**What to work on**:
a. In the passage on the origins of rap, what year does it give for the emergence of the first commercially recorded rap songs?
b. Transcribe the passage on the origins of rap, starting with "The first commercially" and going on through "his famous speeches.".

**Selected text**:
But you’d be wrong. That wasn’t the first rap song. It was the first one that many people heard. It was the first one to achieve commercial success. But it was by no means the first rap song.

Finding the first rap song can be a bit tricky though simply due to the definition of what is and what isn’t rap. I don’t like to think about rap music outside of the culture of hip-hop. And if you are a fan of this show, you already know that hip-hop started to solidify as a culture in the early 1970s. It didn’t start out as rap music either. It started with the deejay. Rappers weren’t even around at the start of the culture. That’s something that is often forgotten in this day and age where it seems like rap music has just always been around. Maybe it has been.

The first commercially recorded rap songs started to emerge in 1979, fairly recently if you think about it. But there are songs that predate this recording that sound rather rap-like.

In fact, there is even an athlete who is often credited as being the first rapper. He didn’t record any songs but we have quite a few audio tracks of him saying rhymes that could easily fit to a beat. He probably could have been a rapper instead of a boxer.

I’m talking about Muhammad Ali. Here is one of his famous speeches.

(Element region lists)
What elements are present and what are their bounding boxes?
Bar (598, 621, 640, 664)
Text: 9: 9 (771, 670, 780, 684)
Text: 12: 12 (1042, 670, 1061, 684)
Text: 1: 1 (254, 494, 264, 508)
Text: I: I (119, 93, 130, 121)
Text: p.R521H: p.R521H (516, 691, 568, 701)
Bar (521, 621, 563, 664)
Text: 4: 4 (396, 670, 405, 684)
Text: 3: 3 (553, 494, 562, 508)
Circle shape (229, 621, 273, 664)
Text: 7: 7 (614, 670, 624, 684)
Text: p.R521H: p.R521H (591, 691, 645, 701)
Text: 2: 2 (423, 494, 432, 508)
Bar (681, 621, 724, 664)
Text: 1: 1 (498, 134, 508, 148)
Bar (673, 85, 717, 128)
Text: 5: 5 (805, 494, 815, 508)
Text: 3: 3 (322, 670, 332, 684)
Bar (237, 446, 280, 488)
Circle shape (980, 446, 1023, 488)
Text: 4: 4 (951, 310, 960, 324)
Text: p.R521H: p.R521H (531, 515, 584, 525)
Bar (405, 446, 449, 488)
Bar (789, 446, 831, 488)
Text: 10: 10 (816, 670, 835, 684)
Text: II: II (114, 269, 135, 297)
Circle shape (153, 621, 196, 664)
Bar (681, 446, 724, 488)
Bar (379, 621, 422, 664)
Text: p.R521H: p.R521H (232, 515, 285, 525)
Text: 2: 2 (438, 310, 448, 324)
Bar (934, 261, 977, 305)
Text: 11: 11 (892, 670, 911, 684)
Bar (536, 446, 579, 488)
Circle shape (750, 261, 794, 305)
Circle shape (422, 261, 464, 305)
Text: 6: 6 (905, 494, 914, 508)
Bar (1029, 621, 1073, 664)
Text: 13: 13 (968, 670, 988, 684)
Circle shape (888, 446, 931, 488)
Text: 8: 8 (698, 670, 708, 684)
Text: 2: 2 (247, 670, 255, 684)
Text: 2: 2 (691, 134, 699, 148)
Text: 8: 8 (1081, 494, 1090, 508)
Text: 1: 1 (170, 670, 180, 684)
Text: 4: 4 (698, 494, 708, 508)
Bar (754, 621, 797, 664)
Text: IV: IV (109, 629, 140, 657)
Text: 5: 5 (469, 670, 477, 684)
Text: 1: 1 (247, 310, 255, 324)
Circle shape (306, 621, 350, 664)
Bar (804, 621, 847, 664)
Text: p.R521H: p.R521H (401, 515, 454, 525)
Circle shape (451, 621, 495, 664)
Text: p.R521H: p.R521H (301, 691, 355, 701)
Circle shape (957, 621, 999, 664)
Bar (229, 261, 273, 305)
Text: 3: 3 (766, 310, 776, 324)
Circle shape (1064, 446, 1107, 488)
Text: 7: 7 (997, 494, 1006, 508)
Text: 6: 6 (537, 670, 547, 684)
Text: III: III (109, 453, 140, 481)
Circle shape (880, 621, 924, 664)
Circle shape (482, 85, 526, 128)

**The responses**:
a. 1979

b.
The first commercially recorded rap songs started to emerge in 1979, fairly recently if you think about it. But there are songs that predate this recording that sound rather rap-like.

In fact, there is even an athlete who is often credited as being the first rapper. He didn’t record any songs but we have quite a few audio tracks of him saying rhymes that could easily fit to a beat. He probably could have been a rapper instead of a boxer.

I’m talking about Muhammad Ali. Here is one of his famous speeches.